**ENTRIES PROVIDED:**
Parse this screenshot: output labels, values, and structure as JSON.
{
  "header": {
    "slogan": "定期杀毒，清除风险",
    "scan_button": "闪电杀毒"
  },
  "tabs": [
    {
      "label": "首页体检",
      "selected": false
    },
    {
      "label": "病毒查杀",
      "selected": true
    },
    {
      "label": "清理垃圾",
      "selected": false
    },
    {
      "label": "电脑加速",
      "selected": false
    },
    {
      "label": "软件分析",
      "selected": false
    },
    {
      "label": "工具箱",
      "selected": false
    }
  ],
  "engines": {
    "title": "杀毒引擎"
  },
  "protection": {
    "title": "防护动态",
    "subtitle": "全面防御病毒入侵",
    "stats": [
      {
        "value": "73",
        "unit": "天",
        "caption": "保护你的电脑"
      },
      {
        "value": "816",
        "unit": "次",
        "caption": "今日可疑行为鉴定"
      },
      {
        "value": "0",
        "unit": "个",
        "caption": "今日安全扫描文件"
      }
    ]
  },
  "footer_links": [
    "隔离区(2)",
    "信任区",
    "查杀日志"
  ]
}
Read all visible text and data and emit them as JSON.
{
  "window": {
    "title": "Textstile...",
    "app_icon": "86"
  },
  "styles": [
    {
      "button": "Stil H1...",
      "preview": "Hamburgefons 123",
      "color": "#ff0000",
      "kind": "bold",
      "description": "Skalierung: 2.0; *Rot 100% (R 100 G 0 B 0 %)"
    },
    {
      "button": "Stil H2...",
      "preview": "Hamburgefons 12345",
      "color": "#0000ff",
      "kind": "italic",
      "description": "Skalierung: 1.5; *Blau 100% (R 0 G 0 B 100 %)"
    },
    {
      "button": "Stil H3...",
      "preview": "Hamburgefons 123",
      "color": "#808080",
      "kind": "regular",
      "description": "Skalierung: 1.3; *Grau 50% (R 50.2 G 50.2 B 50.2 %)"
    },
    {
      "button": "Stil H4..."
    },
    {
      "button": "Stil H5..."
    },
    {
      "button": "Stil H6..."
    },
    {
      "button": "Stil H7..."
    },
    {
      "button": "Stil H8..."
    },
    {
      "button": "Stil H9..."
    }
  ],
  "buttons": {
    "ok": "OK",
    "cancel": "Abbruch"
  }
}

**WRITTEN PROBLEM:** Find all lines holding the string "color" and copy them.

**RESULT:**
      "color": "#ff0000",
      "color": "#0000ff",
      "color": "#808080",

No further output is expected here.